▶ [Written exercise]: Continue the forum thread about FSB1333 support on the motherboard from the point where it stops.

▶ [Source text]:
— BEGIN —

However, when I actually load a FSB1333 processor onto it, the motherboard still only show the CPU as running under a lower speed.

What can I do to enable FSB1333 support on this motherboard?


As this motherboard supports FSB1333 via OC (overclocking techniques), FSB1333 support needs to be adjusted manually in BIOS to be enabled.
Please kindly enter CMOS Setup screen, and set CPU frequency to 333MHz to enable FSB1333 support on this motherboard.

Hope that helps


----------



## teteous (Nov 7, 2007)

it says: - 1066(O.C)/800/533 MHz
So its 1066 supported by OC and not 1333,
well, thats how i see it.


----------



## IggSter (Nov 7, 2007)

teteous said:


> it says: - 1066(O.C)/800/533 MHz
> So its 1066 supported by OC and not 1333,
> well, thats how i see it.




Well to make things a bit easier all round i found this list of ALL cpus your mobo supports.

http://support.asus.com/cpusupport/cpusupport.aspx?SLanguage=en-us&model=P5PE-VM


----------



## IggSter (Nov 7, 2007)

I've also found a couple of other things you should be aware of:

Q. My DDR400 memory is running at 354MHz when I use FSB 1066 CPU. How do I fix this?

— END —

▶ [Material supplied]:

— BEGIN —

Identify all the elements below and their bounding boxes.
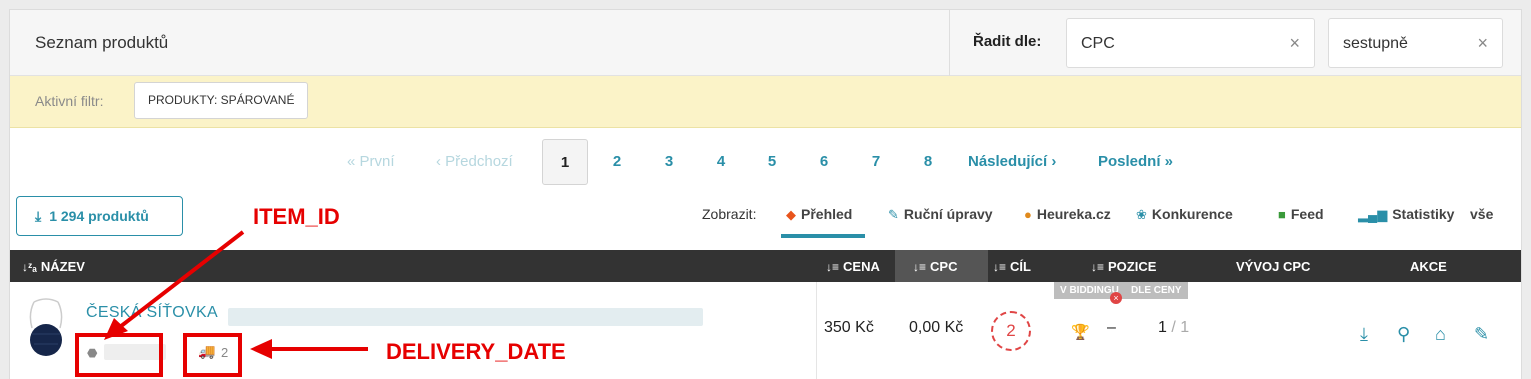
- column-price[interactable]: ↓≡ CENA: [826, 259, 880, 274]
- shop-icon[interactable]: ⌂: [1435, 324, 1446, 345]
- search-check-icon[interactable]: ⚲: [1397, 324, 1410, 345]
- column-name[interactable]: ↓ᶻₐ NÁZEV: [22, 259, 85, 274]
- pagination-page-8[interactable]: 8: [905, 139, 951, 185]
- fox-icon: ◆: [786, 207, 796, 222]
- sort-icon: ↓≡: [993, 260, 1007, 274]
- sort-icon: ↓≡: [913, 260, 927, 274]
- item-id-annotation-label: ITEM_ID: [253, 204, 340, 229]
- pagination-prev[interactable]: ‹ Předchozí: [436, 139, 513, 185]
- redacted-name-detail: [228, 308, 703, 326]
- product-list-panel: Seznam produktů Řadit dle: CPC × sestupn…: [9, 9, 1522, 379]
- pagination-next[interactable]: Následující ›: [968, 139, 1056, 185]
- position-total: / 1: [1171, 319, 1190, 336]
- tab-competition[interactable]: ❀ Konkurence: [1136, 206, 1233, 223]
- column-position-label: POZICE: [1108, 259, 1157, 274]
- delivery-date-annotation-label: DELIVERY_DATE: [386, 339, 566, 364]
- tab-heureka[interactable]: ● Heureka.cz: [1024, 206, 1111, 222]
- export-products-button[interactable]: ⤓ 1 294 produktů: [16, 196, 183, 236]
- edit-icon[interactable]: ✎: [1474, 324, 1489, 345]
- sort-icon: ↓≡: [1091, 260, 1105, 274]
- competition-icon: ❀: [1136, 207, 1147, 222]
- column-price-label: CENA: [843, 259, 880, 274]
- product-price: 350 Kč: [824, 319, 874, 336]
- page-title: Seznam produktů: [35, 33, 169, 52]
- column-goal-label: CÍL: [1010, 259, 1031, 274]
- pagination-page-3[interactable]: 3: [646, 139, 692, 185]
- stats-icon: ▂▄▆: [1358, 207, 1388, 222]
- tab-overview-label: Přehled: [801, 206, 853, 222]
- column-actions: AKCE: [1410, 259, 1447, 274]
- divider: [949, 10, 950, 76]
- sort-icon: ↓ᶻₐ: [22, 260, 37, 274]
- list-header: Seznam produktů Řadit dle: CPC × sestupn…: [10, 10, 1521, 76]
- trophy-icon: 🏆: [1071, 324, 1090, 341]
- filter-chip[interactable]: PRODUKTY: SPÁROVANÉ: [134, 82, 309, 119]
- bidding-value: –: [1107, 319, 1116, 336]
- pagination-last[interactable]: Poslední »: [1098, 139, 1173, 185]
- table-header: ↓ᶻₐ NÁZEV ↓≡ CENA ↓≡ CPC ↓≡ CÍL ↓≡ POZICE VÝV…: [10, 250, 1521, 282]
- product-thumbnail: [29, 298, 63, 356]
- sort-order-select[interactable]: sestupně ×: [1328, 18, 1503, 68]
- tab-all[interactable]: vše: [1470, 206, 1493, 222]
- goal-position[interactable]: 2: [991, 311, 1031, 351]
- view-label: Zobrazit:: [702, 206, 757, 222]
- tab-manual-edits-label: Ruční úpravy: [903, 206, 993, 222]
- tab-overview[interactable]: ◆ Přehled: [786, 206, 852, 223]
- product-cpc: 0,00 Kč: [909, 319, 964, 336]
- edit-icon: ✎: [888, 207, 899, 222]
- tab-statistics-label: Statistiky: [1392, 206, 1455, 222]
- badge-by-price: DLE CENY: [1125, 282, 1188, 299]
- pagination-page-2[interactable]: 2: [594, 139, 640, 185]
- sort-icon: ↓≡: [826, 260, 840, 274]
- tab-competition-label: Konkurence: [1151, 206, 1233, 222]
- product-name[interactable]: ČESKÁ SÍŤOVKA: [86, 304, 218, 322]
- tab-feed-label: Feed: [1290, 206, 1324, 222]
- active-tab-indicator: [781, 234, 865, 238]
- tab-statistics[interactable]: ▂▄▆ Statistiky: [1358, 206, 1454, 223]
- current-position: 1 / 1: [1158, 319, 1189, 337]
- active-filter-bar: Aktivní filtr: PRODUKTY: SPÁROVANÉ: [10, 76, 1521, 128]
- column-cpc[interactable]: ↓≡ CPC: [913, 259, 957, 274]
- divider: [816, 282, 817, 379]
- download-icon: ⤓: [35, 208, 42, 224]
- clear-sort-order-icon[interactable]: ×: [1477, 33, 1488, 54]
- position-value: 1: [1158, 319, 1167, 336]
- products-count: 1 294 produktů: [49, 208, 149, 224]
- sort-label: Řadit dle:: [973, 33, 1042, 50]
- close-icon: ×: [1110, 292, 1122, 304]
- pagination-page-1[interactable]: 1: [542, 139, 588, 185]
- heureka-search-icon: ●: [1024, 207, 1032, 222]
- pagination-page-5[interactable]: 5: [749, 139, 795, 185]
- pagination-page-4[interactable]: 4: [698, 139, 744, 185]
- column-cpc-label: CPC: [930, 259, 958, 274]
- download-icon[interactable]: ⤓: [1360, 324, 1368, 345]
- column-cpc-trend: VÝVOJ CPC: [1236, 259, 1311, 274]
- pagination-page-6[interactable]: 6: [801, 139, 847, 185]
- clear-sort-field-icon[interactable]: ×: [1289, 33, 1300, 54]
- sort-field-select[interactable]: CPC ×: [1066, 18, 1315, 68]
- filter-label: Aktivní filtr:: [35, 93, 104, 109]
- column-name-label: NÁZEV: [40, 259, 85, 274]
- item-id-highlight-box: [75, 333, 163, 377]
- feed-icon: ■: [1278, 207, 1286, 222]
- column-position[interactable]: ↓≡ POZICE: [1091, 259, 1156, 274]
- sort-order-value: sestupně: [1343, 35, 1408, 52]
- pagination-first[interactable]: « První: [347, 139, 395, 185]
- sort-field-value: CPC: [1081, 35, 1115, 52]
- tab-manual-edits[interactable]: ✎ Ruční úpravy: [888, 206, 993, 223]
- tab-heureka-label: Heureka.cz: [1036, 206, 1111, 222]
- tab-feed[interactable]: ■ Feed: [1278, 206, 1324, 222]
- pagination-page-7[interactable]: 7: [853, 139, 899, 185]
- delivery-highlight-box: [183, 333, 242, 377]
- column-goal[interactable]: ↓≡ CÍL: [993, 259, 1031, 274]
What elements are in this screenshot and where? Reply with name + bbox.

— END —
— BEGIN —

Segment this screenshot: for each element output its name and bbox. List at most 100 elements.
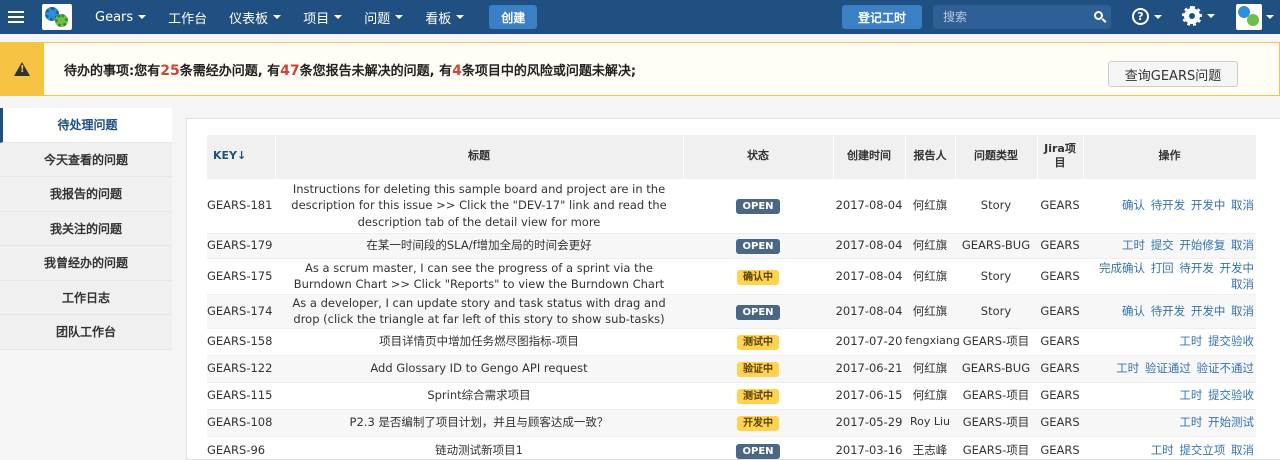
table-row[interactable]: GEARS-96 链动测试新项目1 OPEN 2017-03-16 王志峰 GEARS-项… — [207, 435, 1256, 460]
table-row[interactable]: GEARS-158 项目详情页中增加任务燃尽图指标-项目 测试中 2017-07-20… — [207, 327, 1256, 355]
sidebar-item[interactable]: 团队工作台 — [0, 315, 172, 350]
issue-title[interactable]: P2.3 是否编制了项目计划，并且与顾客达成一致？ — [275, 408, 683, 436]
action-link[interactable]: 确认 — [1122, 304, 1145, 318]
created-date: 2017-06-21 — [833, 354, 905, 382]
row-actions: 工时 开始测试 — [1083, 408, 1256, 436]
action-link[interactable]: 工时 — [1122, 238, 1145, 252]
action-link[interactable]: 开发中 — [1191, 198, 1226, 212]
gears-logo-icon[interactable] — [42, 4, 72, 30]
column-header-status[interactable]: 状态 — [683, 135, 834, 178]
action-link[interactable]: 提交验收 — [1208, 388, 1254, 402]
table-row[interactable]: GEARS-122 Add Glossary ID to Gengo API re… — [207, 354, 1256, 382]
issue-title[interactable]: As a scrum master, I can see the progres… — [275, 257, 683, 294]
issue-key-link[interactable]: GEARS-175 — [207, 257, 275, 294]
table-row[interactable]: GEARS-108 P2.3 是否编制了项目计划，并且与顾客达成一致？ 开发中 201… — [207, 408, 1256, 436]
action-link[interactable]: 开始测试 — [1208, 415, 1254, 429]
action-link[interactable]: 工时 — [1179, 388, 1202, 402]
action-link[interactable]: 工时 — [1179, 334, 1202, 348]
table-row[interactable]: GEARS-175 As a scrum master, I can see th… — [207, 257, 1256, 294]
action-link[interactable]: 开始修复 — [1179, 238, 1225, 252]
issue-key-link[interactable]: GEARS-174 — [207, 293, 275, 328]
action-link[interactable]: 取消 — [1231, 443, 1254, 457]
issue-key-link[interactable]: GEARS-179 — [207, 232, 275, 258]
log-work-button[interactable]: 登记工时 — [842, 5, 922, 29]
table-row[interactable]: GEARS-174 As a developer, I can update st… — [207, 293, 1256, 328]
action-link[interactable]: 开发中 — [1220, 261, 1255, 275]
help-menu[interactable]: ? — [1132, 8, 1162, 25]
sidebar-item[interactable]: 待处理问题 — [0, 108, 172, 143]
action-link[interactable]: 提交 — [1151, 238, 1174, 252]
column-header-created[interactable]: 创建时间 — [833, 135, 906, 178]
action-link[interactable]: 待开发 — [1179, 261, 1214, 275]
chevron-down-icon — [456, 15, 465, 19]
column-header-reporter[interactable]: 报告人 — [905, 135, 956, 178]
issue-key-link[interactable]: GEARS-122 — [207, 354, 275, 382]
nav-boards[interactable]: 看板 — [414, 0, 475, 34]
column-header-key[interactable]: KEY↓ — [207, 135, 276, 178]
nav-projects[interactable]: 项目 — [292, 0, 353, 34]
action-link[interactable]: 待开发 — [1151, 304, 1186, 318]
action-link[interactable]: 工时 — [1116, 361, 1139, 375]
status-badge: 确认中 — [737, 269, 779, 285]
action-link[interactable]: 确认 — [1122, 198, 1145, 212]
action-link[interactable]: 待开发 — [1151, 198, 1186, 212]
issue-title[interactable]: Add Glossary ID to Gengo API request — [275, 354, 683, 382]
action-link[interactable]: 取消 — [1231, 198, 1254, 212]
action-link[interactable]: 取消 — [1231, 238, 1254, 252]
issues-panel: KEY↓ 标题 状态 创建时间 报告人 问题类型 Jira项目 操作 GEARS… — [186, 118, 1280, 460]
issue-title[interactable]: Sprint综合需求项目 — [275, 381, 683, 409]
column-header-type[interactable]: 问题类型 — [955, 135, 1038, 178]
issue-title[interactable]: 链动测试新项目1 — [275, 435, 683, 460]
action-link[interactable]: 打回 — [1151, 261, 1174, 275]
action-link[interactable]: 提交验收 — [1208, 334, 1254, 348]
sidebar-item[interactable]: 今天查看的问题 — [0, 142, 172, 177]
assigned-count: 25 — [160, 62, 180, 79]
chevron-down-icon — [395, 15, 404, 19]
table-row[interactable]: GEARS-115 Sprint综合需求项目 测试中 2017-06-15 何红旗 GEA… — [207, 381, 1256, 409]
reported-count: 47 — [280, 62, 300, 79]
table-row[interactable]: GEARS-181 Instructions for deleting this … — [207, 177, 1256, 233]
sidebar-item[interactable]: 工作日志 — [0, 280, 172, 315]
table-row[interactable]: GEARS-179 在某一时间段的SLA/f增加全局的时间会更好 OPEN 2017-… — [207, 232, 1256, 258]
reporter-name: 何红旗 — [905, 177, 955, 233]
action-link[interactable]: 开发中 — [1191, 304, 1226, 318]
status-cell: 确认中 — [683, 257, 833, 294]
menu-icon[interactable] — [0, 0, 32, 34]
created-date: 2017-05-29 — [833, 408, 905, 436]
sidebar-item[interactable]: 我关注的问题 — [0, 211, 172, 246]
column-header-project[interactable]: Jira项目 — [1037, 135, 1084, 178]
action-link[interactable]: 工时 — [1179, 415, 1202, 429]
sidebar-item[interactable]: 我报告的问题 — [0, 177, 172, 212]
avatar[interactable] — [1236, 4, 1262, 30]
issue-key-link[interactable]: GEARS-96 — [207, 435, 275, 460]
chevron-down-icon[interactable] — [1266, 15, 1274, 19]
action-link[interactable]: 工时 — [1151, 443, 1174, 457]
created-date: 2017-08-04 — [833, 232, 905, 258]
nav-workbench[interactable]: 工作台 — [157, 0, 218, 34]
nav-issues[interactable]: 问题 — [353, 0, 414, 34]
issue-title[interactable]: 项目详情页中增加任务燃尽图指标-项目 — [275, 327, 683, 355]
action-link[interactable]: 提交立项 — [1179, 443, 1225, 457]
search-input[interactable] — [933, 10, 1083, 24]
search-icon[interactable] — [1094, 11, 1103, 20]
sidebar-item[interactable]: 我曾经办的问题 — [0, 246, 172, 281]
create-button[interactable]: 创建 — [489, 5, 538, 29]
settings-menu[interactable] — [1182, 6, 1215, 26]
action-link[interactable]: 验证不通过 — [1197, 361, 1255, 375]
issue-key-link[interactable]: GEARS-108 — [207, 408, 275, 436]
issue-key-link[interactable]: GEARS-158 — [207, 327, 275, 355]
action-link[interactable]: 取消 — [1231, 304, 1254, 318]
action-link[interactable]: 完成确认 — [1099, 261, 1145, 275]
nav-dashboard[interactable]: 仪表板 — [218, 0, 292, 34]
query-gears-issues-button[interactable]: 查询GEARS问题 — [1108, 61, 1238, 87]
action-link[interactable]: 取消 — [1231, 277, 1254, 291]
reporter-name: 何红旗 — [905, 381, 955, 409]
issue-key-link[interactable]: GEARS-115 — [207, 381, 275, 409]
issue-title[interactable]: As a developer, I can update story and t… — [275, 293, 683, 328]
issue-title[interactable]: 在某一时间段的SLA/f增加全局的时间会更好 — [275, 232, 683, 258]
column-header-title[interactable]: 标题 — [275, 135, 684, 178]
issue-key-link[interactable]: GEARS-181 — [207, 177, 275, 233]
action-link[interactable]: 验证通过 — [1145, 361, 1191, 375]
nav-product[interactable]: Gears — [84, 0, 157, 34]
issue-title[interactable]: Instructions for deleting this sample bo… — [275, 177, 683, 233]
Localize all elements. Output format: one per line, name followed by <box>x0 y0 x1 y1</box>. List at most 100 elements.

— END —

▶ [Task output]:
A. This is a limitation due to fixed CPU-memory frequency ratio. When you use FSB 1066 CPU, the ratio is set to 3:2 in order to run DDR400 memory within spec. This results memory frequency to roughly 354MHz.

Q. I noticed that the Northbridge of P5PE-VM uses 865G chipset. Does it support Conroe CPU?
A.Yes, P5PE-VM supports Conroe CPU.

Q. How do I adjust FSB when I use Conroe CPU on P5PE-VM?
A. Due to hardware limitation, FSB cannot be adjusted when Conroe CPU is used.


So it looks like that yes it will support Conroe CPUs, but if you use one your FSB will be locked at 1066 in bios so you will NOT be able to overclock a Conroe, also your memory speed will we reduced by around 10%.


----------



## erocker (Nov 7, 2007)

I don't believe that there is an option for a conroe and ddr memory.


----------



## IggSter (Nov 7, 2007)

erocker said:


> I don't believe that there is an option for a conroe and ddr memory.



I would agree, but this board seems to be at heart a 800FSB mobo that supports DDR ram only, then Asus managed to squeeze a 1066FSB out of it to give if a further lease of life.

The chipset (856g) is certainly only listed as being only 800/533/400 MHz system bus and Dual-Channel DDR 400/333/266 SDRAM capable.


----------



## erocker (Nov 7, 2007)

What's the model name?


----------



## IggSter (Nov 7, 2007)

ASUS  P5PE-VM

and here is the info i've found so far:

http://support.asus.com/cpusupport/cpusupport.aspx?SLanguage=en-us&model=P5PE-VM


----------



## teteous (Nov 7, 2007)

lol, hi-jack the thread much ^^


----------



## N-Gen (Nov 7, 2007)

Have you set up your mind for any cpu yet?


----------



## teteous (Nov 7, 2007)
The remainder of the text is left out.